── RECORDS FOR THIS EXERCISE ──

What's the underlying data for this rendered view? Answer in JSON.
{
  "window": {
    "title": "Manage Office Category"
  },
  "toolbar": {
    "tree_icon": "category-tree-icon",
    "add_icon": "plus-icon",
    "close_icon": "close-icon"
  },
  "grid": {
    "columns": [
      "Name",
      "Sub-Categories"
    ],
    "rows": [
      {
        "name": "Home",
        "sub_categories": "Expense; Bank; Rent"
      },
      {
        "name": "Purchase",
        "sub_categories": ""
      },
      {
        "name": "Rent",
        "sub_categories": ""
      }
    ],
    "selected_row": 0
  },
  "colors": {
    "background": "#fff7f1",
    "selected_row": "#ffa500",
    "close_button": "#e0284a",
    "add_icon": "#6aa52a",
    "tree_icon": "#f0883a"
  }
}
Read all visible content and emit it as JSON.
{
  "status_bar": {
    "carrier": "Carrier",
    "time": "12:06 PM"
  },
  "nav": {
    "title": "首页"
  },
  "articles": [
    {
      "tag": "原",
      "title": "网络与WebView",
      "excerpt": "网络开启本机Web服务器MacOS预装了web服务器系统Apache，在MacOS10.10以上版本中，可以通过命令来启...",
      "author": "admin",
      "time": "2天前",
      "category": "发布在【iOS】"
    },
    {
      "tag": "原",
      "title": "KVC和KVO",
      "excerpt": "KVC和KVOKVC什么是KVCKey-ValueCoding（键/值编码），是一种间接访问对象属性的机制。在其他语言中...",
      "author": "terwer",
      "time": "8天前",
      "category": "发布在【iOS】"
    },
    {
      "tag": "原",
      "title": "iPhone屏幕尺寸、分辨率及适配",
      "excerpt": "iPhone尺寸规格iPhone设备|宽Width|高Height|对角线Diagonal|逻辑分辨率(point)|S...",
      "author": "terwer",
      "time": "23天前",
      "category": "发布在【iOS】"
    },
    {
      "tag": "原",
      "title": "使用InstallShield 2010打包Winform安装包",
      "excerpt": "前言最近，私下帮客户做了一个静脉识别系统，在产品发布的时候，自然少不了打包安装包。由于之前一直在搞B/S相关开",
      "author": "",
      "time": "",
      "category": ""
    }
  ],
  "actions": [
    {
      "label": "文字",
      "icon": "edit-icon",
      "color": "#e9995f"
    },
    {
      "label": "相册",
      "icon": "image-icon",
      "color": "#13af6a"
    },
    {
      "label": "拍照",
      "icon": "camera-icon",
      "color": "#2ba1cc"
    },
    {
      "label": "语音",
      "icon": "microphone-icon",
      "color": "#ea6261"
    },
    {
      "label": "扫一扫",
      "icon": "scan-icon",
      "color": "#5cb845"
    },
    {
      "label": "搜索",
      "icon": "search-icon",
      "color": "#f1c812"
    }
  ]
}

───

Write out every entry verbatim.

What's the underlying data for this rendered view? Answer in JSON.
{
  "window": {
    "title": "Manage Office Category"
  },
  "toolbar": {
    "tree_icon": "category-tree-icon",
    "add_icon": "plus-icon",
    "close_icon": "close-icon"
  },
  "grid": {
    "columns": [
      "Name",
      "Sub-Categories"
    ],
    "rows": [
      {
        "name": "Home",
        "sub_categories": "Expense; Bank; Rent"
      },
      {
        "name": "Purchase",
        "sub_categories": ""
      },
      {
        "name": "Rent",
        "sub_categories": ""
      }
    ],
    "selected_row": 0
  },
  "colors": {
    "background": "#fff7f1",
    "selected_row": "#ffa500",
    "close_button": "#e0284a",
    "add_icon": "#6aa52a",
    "tree_icon": "#f0883a"
  }
}
Read all visible content and emit it as JSON.
{
  "status_bar": {
    "carrier": "Carrier",
    "time": "12:06 PM"
  },
  "nav": {
    "title": "首页"
  },
  "articles": [
    {
      "tag": "原",
      "title": "网络与WebView",
      "excerpt": "网络开启本机Web服务器MacOS预装了web服务器系统Apache，在MacOS10.10以上版本中，可以通过命令来启...",
      "author": "admin",
      "time": "2天前",
      "category": "发布在【iOS】"
    },
    {
      "tag": "原",
      "title": "KVC和KVO",
      "excerpt": "KVC和KVOKVC什么是KVCKey-ValueCoding（键/值编码），是一种间接访问对象属性的机制。在其他语言中...",
      "author": "terwer",
      "time": "8天前",
      "category": "发布在【iOS】"
    },
    {
      "tag": "原",
      "title": "iPhone屏幕尺寸、分辨率及适配",
      "excerpt": "iPhone尺寸规格iPhone设备|宽Width|高Height|对角线Diagonal|逻辑分辨率(point)|S...",
      "author": "terwer",
      "time": "23天前",
      "category": "发布在【iOS】"
    },
    {
      "tag": "原",
      "title": "使用InstallShield 2010打包Winform安装包",
      "excerpt": "前言最近，私下帮客户做了一个静脉识别系统，在产品发布的时候，自然少不了打包安装包。由于之前一直在搞B/S相关开",
      "author": "",
      "time": "",
      "category": ""
    }
  ],
  "actions": [
    {
      "label": "文字",
      "icon": "edit-icon",
      "color": "#e9995f"
    },
    {
      "label": "相册",
      "icon": "image-icon",
      "color": "#13af6a"
    },
    {
      "label": "拍照",
      "icon": "camera-icon",
      "color": "#2ba1cc"
    },
    {
      "label": "语音",
      "icon": "microphone-icon",
      "color": "#ea6261"
    },
    {
      "label": "扫一扫",
      "icon": "scan-icon",
      "color": "#5cb845"
    },
    {
      "label": "搜索",
      "icon": "search-icon",
      "color": "#f1c812"
    }
  ]
}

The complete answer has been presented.